THE PROBLEM:
Skip the images and return the records below exactly.

- - -

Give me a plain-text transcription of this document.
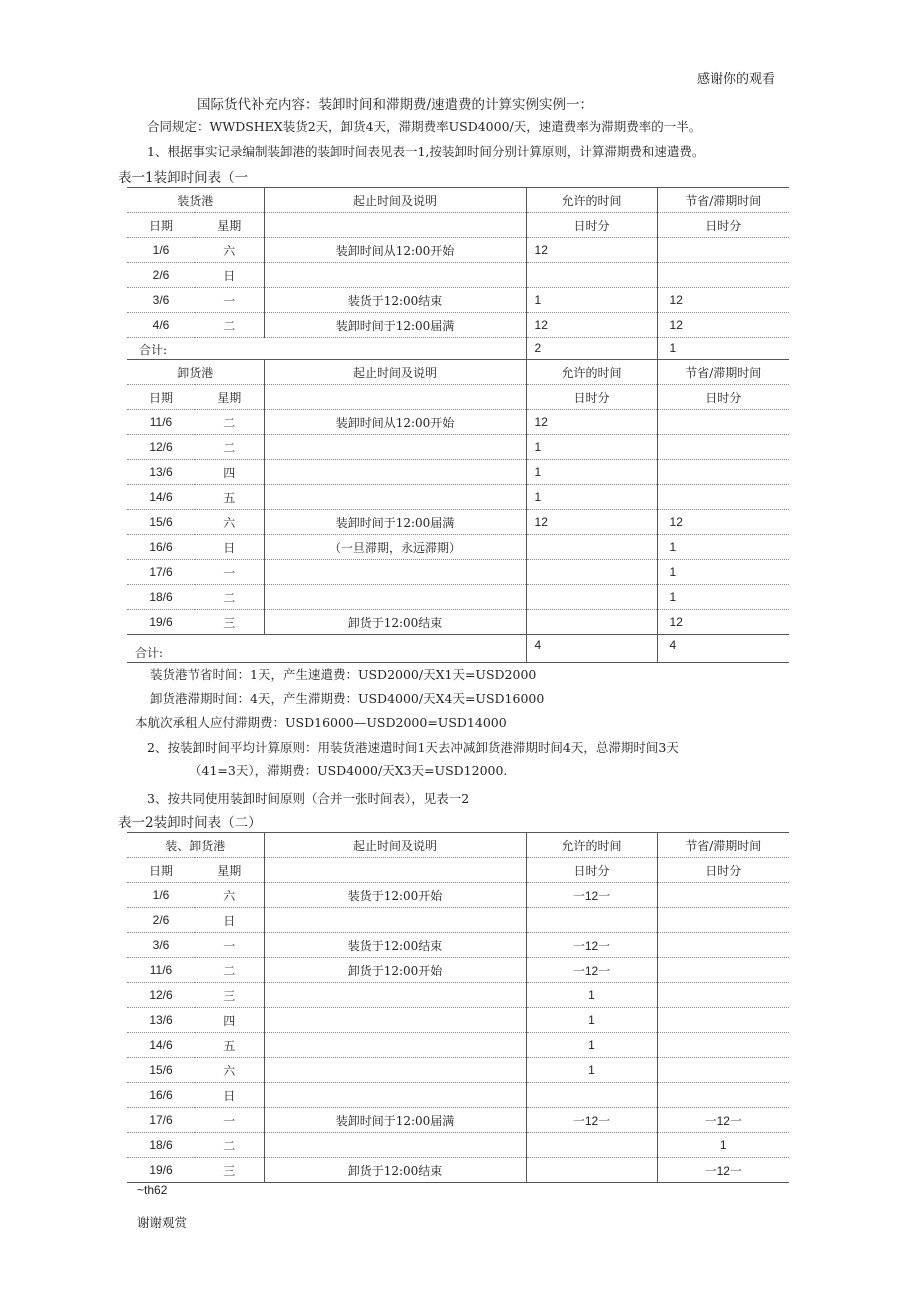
感谢你的观看
国际货代补充内容：装卸时间和滞期费/速遣费的计算实例实例一：
合同规定：WWDSHEX装货2天，卸货4天，滞期费率USD4000/天，速遣费率为滞期费率的一半。
1、根据事实记录编制装卸港的装卸时间表见表一1,按装卸时间分别计算原则，计算滞期费和速遣费。
表一1装卸时间表（一
装货港		起止时间及说明	允许的时间	节省/滞期时间
日期	星期		日时分	日时分
1/6	六	装卸时间从12:00开始	12	
2/6	日			
3/6	一	装货于12:00结束	1	12
4/6	二	装卸时间于12:00届满	12	12
合计:			2	1
卸货港		起止时间及说明	允许的时间	节省/滞期时间
日期	星期		日时分	日时分
11/6	二	装卸时间从12:00开始	12	
12/6	二		1	
13/6	四		1	
14/6	五		1	
15/6	六	装卸时间于12:00届满	12	12
16/6	日	（一旦滞期，永远滞期）		1
17/6	一			1
18/6	二			1
19/6	三	卸货于12:00结束		12
合计:			4	4
装货港节省时间：1天，产生速遣费：USD2000/天X1天=USD2000
卸货港滞期时间：4天，产生滞期费：USD4000/天X4天=USD16000
本航次承租人应付滞期费：USD16000—USD2000=USD14000
2、按装卸时间平均计算原则：用装货港速遣时间1天去冲减卸货港滞期时间4天，总滞期时间3天
（41=3天），滞期费：USD4000/天X3天=USD12000.
3、按共同使用装卸时间原则（合并一张时间表），见表一2
表一2装卸时间表（二）
装、卸货港		起止时间及说明	允许的时间	节省/滞期时间
日期	星期		日时分	日时分
1/6	六	装货于12:00开始	一12一	
2/6	日			
3/6	一	装货于12:00结束	一12一	
11/6	二	卸货于12:00开始	一12一	
12/6	三		1	
13/6	四		1	
14/6	五		1	
15/6	六		1	
16/6	日			
17/6	一	装卸时间于12:00届满	一12一	一12一
18/6	二			1
19/6	三	卸货于12:00结束		一12一
~th62
谢谢观赏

- - -

OUTPUT FOR THIS EXERCISE:
Give me a plain-text transcription of this document.
感谢你的观看
国际货代补充内容：装卸时间和滞期费/速遣费的计算实例实例一：
合同规定：WWDSHEX装货2天，卸货4天，滞期费率USD4000/天，速遣费率为滞期费率的一半。
1、根据事实记录编制装卸港的装卸时间表见表一1,按装卸时间分别计算原则，计算滞期费和速遣费。
表一1装卸时间表（一
装货港		起止时间及说明	允许的时间	节省/滞期时间
日期	星期		日时分	日时分
1/6	六	装卸时间从12:00开始	12	
2/6	日			
3/6	一	装货于12:00结束	1	12
4/6	二	装卸时间于12:00届满	12	12
合计:			2	1
卸货港		起止时间及说明	允许的时间	节省/滞期时间
日期	星期		日时分	日时分
11/6	二	装卸时间从12:00开始	12	
12/6	二		1	
13/6	四		1	
14/6	五		1	
15/6	六	装卸时间于12:00届满	12	12
16/6	日	（一旦滞期，永远滞期）		1
17/6	一			1
18/6	二			1
19/6	三	卸货于12:00结束		12
合计:			4	4
装货港节省时间：1天，产生速遣费：USD2000/天X1天=USD2000
卸货港滞期时间：4天，产生滞期费：USD4000/天X4天=USD16000
本航次承租人应付滞期费：USD16000—USD2000=USD14000
2、按装卸时间平均计算原则：用装货港速遣时间1天去冲减卸货港滞期时间4天，总滞期时间3天
（41=3天），滞期费：USD4000/天X3天=USD12000.
3、按共同使用装卸时间原则（合并一张时间表），见表一2
表一2装卸时间表（二）
装、卸货港		起止时间及说明	允许的时间	节省/滞期时间
日期	星期		日时分	日时分
1/6	六	装货于12:00开始	一12一	
2/6	日			
3/6	一	装货于12:00结束	一12一	
11/6	二	卸货于12:00开始	一12一	
12/6	三		1	
13/6	四		1	
14/6	五		1	
15/6	六		1	
16/6	日			
17/6	一	装卸时间于12:00届满	一12一	一12一
18/6	二			1
19/6	三	卸货于12:00结束		一12一
~th62
谢谢观赏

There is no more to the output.